Find each line containing the string "Durchzug". Copy it.

[START Dataset]

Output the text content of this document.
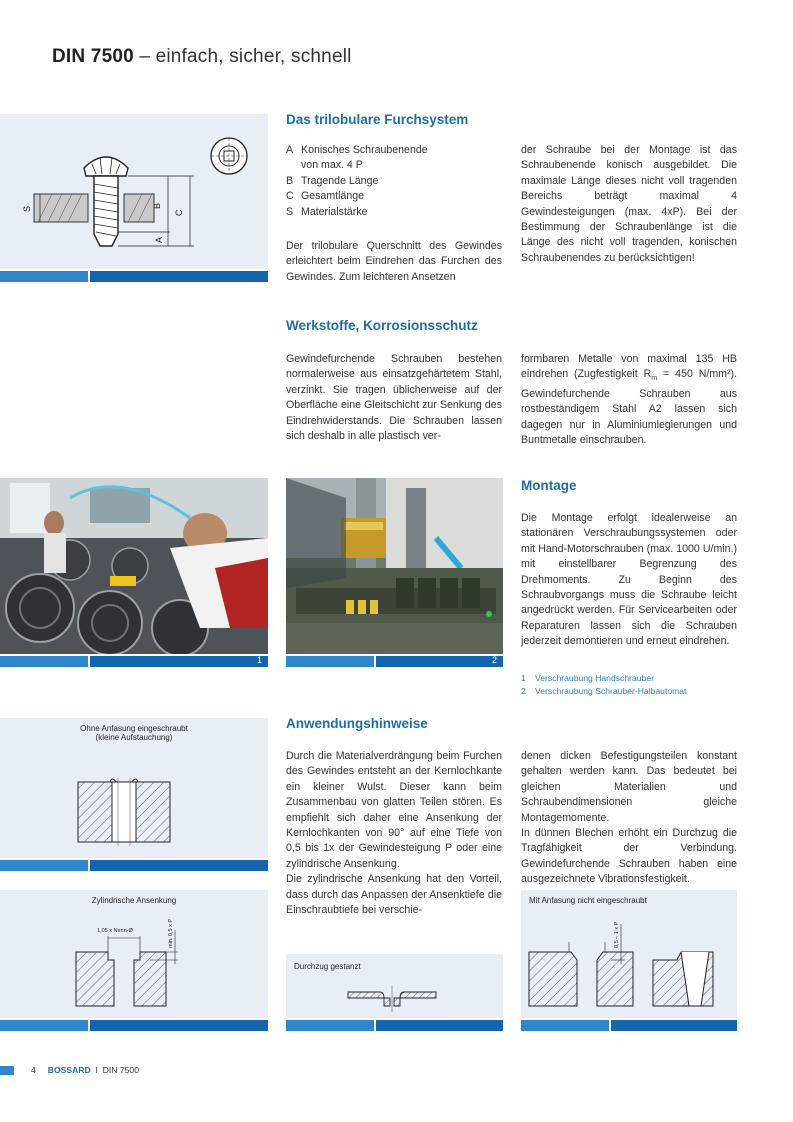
DIN 7500 – einfach, sicher, schnell
B
C
A
S
Das trilobulare Furchsystem
A Konisches Schraubenende
von max. 4 P
B Tragende Länge
C Gesamtlänge
S Materialstärke

Der trilobulare Querschnitt des Gewindes erleichtert beim Eindrehen das Furchen des Gewindes. Zum leichteren Ansetzen

der Schraube bei der Montage ist das Schraubenende konisch ausgebildet. Die maximale Länge dieses nicht voll tragenden Bereichs beträgt maximal 4 Gewindesteigungen (max. 4xP). Bei der Bestimmung der Schraubenlänge ist die Länge des nicht voll tragenden, konischen Schraubenendes zu berücksichtigen!

Werkstoffe, Korrosionsschutz

Gewindefurchende Schrauben bestehen normalerweise aus einsatzgehärtetem Stahl, verzinkt. Sie tragen üblicherweise auf der Oberfläche eine Gleitschicht zur Senkung des Eindrehwiderstands. Die Schrauben lassen sich deshalb in alle plastisch ver-

formbaren Metalle von maximal 135 HB eindrehen (Zugfestigkeit $R_m = 450$ N/mm²). Gewindefurchende Schrauben aus rostbeständigem Stahl A2 lassen sich dagegen nur in Aluminiumlegierungen und Buntmetalle einschrauben.

1	2
Montage

Die Montage erfolgt idealerweise an stationären Verschraubungssystemen oder mit Hand-Motorschrauben (max. 1000 U/min.) mit einstellbarer Begrenzung des Drehmoments. Zu Beginn des Schraubvorgangs muss die Schraube leicht angedrückt werden. Für Servicearbeiten oder Reparaturen lassen sich die Schrauben jederzeit demontieren und erneut eindrehen.

1 Verschraubung Handschrauber
2 Verschraubung Schrauber-Halbautomat
Anwendungshinweise
Ohne Anfasung eingeschraubt
(kleine Aufstauchung)
Zylindrische Ansenkung
1,05 x Nenn-Ø	min. 0,5 x P

Durch die Materialverdrängung beim Furchen des Gewindes entsteht an der Kernlochkante ein kleiner Wulst. Dieser kann beim Zusammenbau von glatten Teilen stören. Es empfiehlt sich daher eine Ansenkung der Kernlochkanten von 90° auf eine Tiefe von 0,5 bis 1x der Gewindesteigung P oder eine zylindrische Ansenkung.

Die zylindrische Ansenkung hat den Vorteil, dass durch das Anpassen der Ansenktiefe die Einschraubtiefe bei verschie-

denen dicken Befestigungsteilen konstant gehalten werden kann. Das bedeutet bei gleichen Materialien und Schraubendimensionen gleiche Montagemomente.

In dünnen Blechen erhöht ein Durchzug die Tragfähigkeit der Verbindung. Gewindefurchende Schrauben haben eine ausgezeichnete Vibrationsfestigkeit.

Durchzug gestanzt
Mit Anfasung nicht eingeschraubt
0,5 – 1 x P
4 BOSSARD I DIN 7500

[END Dataset]

» **Exercise answer**:
In dünnen Blechen erhöht ein Durchzug die Tragfähigkeit der Verbindung. Gewindefurchende Schrauben haben eine ausgezeichnete Vibrationsfestigkeit.
Durchzug gestanzt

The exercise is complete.